*Extracted records*:

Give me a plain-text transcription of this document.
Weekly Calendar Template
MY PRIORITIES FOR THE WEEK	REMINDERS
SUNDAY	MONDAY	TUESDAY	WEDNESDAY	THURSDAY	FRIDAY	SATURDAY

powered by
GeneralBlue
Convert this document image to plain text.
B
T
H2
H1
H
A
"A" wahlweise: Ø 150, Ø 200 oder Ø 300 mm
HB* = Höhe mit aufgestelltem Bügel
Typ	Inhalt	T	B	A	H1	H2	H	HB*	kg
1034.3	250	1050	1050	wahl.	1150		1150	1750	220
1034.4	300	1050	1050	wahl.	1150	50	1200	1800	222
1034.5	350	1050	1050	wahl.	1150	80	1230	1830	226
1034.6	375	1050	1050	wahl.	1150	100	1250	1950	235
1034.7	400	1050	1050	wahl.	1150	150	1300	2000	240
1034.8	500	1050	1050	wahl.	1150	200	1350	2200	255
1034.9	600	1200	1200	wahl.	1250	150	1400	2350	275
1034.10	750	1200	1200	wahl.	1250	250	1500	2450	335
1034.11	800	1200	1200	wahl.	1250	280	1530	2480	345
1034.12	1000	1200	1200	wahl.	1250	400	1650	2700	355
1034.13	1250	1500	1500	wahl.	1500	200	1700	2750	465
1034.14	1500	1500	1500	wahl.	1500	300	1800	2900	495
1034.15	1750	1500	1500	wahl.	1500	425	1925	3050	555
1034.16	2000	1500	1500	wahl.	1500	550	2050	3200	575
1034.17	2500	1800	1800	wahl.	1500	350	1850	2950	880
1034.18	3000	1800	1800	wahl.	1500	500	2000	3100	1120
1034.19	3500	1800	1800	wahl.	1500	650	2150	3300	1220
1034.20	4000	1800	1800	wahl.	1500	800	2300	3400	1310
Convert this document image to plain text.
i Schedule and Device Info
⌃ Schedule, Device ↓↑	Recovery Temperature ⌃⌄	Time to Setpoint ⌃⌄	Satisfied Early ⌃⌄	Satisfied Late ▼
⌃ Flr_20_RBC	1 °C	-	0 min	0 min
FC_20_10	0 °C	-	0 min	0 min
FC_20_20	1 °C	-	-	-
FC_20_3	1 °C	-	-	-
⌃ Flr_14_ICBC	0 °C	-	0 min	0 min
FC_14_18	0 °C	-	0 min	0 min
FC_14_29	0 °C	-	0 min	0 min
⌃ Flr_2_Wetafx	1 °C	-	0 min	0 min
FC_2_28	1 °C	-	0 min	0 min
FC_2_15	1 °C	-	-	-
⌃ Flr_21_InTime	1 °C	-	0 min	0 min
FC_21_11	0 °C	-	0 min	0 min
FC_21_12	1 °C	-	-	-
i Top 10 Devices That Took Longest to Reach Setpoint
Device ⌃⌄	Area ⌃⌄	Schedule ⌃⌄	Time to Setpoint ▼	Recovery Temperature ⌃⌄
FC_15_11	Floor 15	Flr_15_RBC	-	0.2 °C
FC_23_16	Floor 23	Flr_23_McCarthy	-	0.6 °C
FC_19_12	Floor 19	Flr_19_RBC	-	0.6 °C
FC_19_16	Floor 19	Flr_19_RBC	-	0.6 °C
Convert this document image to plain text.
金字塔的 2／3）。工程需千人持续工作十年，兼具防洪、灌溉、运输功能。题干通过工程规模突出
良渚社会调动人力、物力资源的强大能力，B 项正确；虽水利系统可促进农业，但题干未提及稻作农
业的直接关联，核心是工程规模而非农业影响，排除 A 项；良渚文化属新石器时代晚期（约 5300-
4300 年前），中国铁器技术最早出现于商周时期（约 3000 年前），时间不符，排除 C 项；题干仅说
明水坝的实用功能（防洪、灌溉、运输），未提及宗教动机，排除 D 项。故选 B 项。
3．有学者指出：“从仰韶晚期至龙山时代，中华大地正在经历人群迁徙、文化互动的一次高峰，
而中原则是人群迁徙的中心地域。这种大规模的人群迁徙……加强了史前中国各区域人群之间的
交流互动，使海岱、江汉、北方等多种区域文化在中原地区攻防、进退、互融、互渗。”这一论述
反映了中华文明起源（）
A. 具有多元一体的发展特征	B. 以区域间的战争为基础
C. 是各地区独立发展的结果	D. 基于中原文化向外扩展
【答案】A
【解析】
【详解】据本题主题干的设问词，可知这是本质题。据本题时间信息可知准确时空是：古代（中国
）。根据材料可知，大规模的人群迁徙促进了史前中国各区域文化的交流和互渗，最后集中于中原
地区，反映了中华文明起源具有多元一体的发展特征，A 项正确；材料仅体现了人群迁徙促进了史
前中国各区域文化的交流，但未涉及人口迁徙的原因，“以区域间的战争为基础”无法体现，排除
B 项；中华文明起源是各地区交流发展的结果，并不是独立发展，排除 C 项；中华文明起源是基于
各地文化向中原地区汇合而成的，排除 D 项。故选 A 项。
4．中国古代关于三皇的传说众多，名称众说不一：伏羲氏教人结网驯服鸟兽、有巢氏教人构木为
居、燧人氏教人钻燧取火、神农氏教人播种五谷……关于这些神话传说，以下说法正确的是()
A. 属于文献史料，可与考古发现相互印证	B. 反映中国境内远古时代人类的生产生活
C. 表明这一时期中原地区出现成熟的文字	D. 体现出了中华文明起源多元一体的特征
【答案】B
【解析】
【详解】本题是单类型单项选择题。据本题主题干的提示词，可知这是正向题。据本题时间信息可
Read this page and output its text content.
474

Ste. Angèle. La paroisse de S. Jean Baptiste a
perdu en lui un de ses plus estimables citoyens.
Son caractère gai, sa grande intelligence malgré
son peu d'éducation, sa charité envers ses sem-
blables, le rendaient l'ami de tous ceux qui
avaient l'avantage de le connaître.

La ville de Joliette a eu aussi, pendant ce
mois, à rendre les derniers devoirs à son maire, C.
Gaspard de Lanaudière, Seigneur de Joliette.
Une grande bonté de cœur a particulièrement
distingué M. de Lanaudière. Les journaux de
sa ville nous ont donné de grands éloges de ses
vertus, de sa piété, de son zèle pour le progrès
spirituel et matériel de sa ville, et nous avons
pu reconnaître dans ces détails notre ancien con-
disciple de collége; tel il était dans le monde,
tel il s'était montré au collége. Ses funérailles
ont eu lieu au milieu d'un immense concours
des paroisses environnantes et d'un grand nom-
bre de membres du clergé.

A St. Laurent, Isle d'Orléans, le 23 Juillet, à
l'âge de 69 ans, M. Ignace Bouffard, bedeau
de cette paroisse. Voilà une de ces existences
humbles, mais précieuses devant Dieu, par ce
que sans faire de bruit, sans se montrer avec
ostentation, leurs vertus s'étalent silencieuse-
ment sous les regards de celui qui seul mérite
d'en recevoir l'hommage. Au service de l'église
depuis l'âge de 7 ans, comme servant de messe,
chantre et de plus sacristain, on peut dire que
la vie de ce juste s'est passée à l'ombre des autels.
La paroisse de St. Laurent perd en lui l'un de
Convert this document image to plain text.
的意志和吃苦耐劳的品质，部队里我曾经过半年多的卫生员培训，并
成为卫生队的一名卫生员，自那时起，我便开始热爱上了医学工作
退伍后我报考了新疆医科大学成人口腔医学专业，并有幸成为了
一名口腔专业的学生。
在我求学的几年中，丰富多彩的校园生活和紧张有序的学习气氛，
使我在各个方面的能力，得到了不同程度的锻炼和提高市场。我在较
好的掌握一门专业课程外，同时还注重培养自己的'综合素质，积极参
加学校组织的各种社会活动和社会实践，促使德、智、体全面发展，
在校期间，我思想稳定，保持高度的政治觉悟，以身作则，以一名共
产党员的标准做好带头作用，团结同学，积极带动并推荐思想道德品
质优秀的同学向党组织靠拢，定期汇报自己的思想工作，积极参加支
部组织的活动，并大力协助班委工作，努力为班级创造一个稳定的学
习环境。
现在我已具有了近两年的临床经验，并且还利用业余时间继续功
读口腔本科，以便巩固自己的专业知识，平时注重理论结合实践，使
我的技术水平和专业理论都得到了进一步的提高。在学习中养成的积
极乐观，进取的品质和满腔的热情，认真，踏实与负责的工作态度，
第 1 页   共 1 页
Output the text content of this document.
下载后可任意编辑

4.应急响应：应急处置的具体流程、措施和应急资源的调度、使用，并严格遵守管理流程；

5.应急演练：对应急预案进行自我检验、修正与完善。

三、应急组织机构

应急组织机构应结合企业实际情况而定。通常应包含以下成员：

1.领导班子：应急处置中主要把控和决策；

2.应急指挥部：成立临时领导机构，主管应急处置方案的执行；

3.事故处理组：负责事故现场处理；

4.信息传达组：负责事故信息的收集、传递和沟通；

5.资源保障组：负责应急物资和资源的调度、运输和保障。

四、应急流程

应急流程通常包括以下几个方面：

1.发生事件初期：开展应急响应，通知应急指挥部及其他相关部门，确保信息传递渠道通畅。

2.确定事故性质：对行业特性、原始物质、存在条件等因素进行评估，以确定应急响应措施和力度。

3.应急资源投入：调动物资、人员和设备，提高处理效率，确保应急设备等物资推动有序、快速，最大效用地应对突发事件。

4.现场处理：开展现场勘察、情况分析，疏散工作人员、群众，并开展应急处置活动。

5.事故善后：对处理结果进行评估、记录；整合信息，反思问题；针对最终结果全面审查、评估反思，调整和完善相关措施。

*What the task requires*: Identify each line in the entries with the word "content" and copy it.

*Answer to this exercise*:
Read this page and output its text content.
Output the text content of this document.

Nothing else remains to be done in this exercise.